▸ **RECORDS SUPPLIED**:
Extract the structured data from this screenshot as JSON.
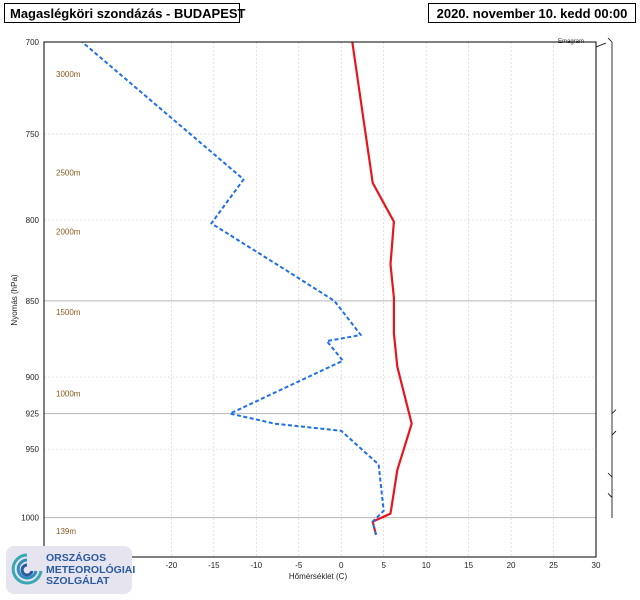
{
  "header": {
    "title": "Magaslégköri szondázás - BUDAPEST",
    "datetime": "2020. november 10. kedd 00:00"
  },
  "logo": {
    "line1": "ORSZÁGOS",
    "line2": "METEOROLÓGIAI",
    "line3": "SZOLGÁLAT"
  },
  "chart_data": {
    "type": "line",
    "subtype": "emagram",
    "emagram_label": "Emagram",
    "xlabel": "Hőmérséklet (C)",
    "ylabel": "Nyomás (hPa)",
    "xlim": [
      -35,
      30
    ],
    "ylim": [
      1030,
      700
    ],
    "y_scale": "log",
    "x_ticks": [
      -20,
      -15,
      -10,
      -5,
      0,
      5,
      10,
      15,
      20,
      25,
      30
    ],
    "y_ticks": [
      700,
      750,
      800,
      850,
      900,
      925,
      950,
      1000
    ],
    "height_labels": [
      {
        "text": "3000m",
        "p": 717
      },
      {
        "text": "2500m",
        "p": 772
      },
      {
        "text": "2000m",
        "p": 807
      },
      {
        "text": "1500m",
        "p": 857
      },
      {
        "text": "1000m",
        "p": 911
      },
      {
        "text": "139m",
        "p": 1010
      }
    ],
    "series": [
      {
        "name": "",
        "role": "temperature",
        "color": "#e8161c",
        "style": "solid",
        "points": [
          [
            4.1,
            1013
          ],
          [
            3.7,
            1003
          ],
          [
            5.8,
            997
          ],
          [
            6.6,
            965
          ],
          [
            8.3,
            932
          ],
          [
            6.6,
            893
          ],
          [
            6.2,
            871
          ],
          [
            6.2,
            848
          ],
          [
            5.8,
            827
          ],
          [
            6.2,
            801
          ],
          [
            3.7,
            778
          ],
          [
            1.3,
            700
          ]
        ]
      },
      {
        "name": "",
        "role": "dewpoint",
        "color": "#1f6fe8",
        "style": "dashed",
        "points": [
          [
            4.1,
            1013
          ],
          [
            3.7,
            1003
          ],
          [
            5,
            995
          ],
          [
            4.4,
            961
          ],
          [
            0,
            937
          ],
          [
            -7.8,
            932
          ],
          [
            -13.1,
            925
          ],
          [
            0.2,
            889
          ],
          [
            -1.7,
            876
          ],
          [
            2.3,
            872
          ],
          [
            -0.8,
            850
          ],
          [
            -6.7,
            830
          ],
          [
            -15.3,
            802
          ],
          [
            -11.5,
            776
          ],
          [
            -30.5,
            700
          ]
        ]
      }
    ],
    "grid": true,
    "legend": "none"
  }
}
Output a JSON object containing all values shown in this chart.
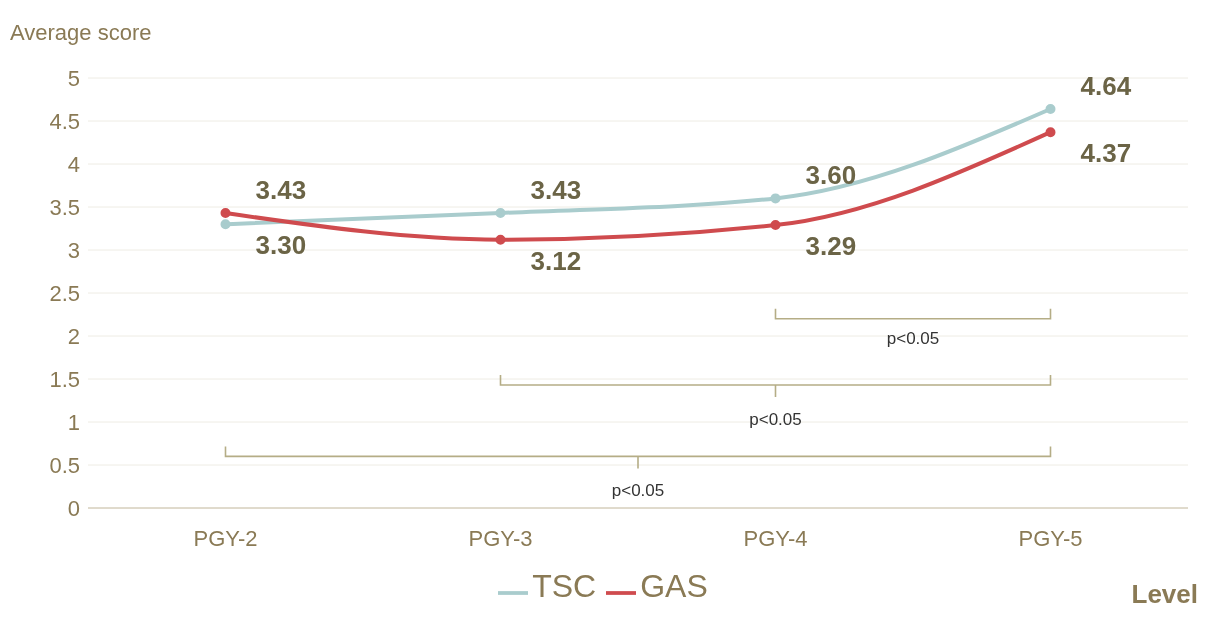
{
  "chart_data": {
    "type": "line",
    "ylabel": "Average score",
    "xlabel": "Level",
    "categories": [
      "PGY-2",
      "PGY-3",
      "PGY-4",
      "PGY-5"
    ],
    "series": [
      {
        "name": "TSC",
        "color": "#a9cccd",
        "values": [
          3.3,
          3.43,
          3.6,
          4.64
        ],
        "value_labels": [
          "3.30",
          "3.43",
          "3.60",
          "4.64"
        ]
      },
      {
        "name": "GAS",
        "color": "#cf4b4e",
        "values": [
          3.43,
          3.12,
          3.29,
          4.37
        ],
        "value_labels": [
          "3.43",
          "3.12",
          "3.29",
          "4.37"
        ]
      }
    ],
    "ylim": [
      0,
      5
    ],
    "yticks": [
      0,
      0.5,
      1,
      1.5,
      2,
      2.5,
      3,
      3.5,
      4,
      4.5,
      5
    ],
    "grid": "y",
    "legend": "bottom",
    "marker": "circle",
    "line_style": "solid",
    "annotations": [
      "p<0.05",
      "p<0.05",
      "p<0.05"
    ]
  }
}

▸ **GIVEN REQUEST**: Scan the data above and copy every line with "text" in it.

▸ **TASK RESPONSE**:
        "text": "3000m",
        "text": "2500m",
        "text": "2000m",
        "text": "1500m",
        "text": "1000m",
        "text": "139m",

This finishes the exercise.